---- Passage given

Lashings of ginger beer and one-armed bandits can do nothing to stop the steady leaks within the Chamber walls... and ceilings

It will be the end of an era in the Oireachtas on Monday when David Norris delivers his final speech to Seanad Éireann. As the waggish Senator Norris might say, there won’t be a dry seat in the House.

He retires after 36 years of service and his colleagues, Michael McDowell and Victor Boyhan, are hosting afternoon tea in the Members’ Restaurant to mark the occasion.

Head usher Alan Ruane and Senators Boyhan and McDowell, leader and whip of the Seanad Independent Group, will greet David and his long-time PA, Miriam G Smith, on their arrival at Leinster House. David will meet Cathaoirleach Jerry Buttimer before entering the chamber where he will speak first on the Order of Business, announcing his resignation from the Upper House during his valedictory speech.

The former senator Norris, colleagues and staff will then repair to the restaurant for a “traditional afternoon tea” prepared by Leinster House head chef, Julie Lyons. It’ll be silver service all the way and there won’t be any crusts on the bread.


Loins suitably girded by egg and cress sandwiches, iced dainties, tea and lashings of ginger beer, Senators McDowell and Boyhan will return to the Seanad for the start of a 4½-hour debate on the forthcoming referendums.

The debate continues on Tuesday with more than six hours set aside to examine proposed constitutional changes providing for a wider definition of family and the removal of text on the role of women in the home.

McDowell has been leading the early charge in the No camp while independent TD Catherine Connolly also emerged as a strong voice arguing against the changes following a compelling speech in the Dáil on Wednesday.

Hot topics

When Leinster House woke up after the Christmas recess, nobody imagined that polygamy and throuples would emerge as a hot topic for discussion at the end of a long, difficult and sometimes ill-tempered first day back in the chamber.

It was all down to exchanges between the multiple portfolioed Roderic O’Gorman, Minister for Children, Equality, Disability, Integration and Youth, and lawyer Micheal McNamara, the independent TD for Clare, who forcefully presented an argument that it was not beyond the bounds of possibility that certain relationships not covered by the proposed constitutional amendment could be deemed “durable” family relationships if the definition was legally tested.

--------
---- Excerpted data

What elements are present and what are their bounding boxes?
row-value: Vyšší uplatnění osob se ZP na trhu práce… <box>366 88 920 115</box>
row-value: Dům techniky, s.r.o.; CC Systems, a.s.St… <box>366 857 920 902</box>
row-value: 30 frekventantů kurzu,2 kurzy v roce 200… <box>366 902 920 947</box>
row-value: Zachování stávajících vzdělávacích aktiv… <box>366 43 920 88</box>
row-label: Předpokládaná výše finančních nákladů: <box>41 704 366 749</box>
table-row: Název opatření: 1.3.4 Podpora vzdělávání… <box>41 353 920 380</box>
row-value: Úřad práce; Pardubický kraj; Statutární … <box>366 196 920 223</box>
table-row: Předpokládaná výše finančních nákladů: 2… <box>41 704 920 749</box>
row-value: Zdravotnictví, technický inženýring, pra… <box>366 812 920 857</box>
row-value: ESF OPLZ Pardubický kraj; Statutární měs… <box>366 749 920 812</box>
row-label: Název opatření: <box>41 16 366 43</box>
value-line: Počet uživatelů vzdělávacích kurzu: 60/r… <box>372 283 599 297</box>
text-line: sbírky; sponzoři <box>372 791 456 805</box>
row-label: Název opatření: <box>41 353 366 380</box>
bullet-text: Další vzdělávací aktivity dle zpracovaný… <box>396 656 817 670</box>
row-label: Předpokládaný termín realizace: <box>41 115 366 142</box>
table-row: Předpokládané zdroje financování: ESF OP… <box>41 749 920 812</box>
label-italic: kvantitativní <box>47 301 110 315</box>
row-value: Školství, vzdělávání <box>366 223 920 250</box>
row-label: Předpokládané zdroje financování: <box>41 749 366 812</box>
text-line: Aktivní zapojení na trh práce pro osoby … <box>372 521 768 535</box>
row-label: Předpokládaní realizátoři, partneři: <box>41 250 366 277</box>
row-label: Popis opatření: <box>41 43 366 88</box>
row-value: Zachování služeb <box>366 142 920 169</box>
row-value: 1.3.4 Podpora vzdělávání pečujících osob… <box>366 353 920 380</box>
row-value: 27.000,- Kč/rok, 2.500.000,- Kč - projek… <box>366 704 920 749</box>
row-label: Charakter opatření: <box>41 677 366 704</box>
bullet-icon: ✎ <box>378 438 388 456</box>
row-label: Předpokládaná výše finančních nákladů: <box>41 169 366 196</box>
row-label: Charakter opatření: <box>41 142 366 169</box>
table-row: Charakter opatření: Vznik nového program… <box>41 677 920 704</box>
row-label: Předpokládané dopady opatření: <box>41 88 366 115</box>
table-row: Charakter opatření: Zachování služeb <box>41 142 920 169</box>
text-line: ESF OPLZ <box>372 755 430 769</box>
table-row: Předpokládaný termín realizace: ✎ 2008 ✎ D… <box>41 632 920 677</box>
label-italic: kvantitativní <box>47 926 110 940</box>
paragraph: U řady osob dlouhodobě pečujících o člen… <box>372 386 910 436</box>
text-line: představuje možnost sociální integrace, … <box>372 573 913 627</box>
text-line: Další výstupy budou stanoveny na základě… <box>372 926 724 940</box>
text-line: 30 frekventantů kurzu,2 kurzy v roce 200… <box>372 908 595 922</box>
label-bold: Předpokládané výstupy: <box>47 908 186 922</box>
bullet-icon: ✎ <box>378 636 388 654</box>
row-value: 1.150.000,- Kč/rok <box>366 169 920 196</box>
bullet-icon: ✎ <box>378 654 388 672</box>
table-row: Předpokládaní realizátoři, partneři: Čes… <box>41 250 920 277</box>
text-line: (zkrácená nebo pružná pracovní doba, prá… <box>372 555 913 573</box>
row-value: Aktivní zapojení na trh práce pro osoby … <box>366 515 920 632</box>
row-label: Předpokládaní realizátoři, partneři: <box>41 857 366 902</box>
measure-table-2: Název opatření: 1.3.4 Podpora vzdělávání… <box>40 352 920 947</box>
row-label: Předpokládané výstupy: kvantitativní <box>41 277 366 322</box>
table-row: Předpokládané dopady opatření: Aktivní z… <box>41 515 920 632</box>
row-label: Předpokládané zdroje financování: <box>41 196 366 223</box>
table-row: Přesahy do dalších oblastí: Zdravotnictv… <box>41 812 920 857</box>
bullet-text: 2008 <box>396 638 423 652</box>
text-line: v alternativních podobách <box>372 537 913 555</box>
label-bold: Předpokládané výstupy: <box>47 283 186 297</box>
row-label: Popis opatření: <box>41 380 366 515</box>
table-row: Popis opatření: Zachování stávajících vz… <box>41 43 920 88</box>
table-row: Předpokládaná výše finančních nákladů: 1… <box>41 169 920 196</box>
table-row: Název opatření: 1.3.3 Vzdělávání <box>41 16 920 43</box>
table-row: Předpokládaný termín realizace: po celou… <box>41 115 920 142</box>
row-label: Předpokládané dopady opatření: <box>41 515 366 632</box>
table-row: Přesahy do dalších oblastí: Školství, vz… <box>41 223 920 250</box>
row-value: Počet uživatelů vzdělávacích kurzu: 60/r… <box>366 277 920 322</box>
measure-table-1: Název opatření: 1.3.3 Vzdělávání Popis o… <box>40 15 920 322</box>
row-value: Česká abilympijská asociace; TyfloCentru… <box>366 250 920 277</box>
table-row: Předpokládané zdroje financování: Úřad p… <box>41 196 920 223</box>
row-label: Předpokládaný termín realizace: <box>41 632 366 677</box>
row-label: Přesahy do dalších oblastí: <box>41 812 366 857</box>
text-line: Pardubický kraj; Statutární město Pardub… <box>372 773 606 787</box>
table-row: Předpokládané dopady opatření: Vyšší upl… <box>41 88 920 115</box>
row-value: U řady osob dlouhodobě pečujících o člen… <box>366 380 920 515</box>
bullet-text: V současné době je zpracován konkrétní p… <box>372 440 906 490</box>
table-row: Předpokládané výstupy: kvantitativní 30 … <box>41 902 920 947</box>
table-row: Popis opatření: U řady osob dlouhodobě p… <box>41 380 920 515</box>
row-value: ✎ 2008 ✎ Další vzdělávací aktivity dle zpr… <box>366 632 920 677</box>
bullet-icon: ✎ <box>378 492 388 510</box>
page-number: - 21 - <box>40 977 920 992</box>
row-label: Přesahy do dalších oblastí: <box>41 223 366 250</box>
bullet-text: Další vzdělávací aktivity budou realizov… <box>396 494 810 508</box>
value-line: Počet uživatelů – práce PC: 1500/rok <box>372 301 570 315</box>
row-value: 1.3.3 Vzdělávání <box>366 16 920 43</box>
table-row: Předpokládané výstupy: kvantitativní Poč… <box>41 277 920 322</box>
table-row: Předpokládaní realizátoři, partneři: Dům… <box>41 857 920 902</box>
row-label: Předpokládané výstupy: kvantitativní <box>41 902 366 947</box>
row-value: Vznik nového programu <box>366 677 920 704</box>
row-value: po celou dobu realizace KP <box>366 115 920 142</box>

--------

# Written problem
Using the article on David Norris's final Seanad speech, decide whether each statement agrees with it, answering yes or no and quoting the deciding words: (a) Norris retires after 36 years of service; (b) the afternoon tea is prepared by the head usher; (c) more than six hours are set aside for Tuesday's debate.

# Solved exercise
(a) Yes: "He retires after 36 years of service"
(b) No: "prepared by Leinster House head chef, Julie Lyons"
(c) Yes: "The debate continues on Tuesday with more than six hours set aside"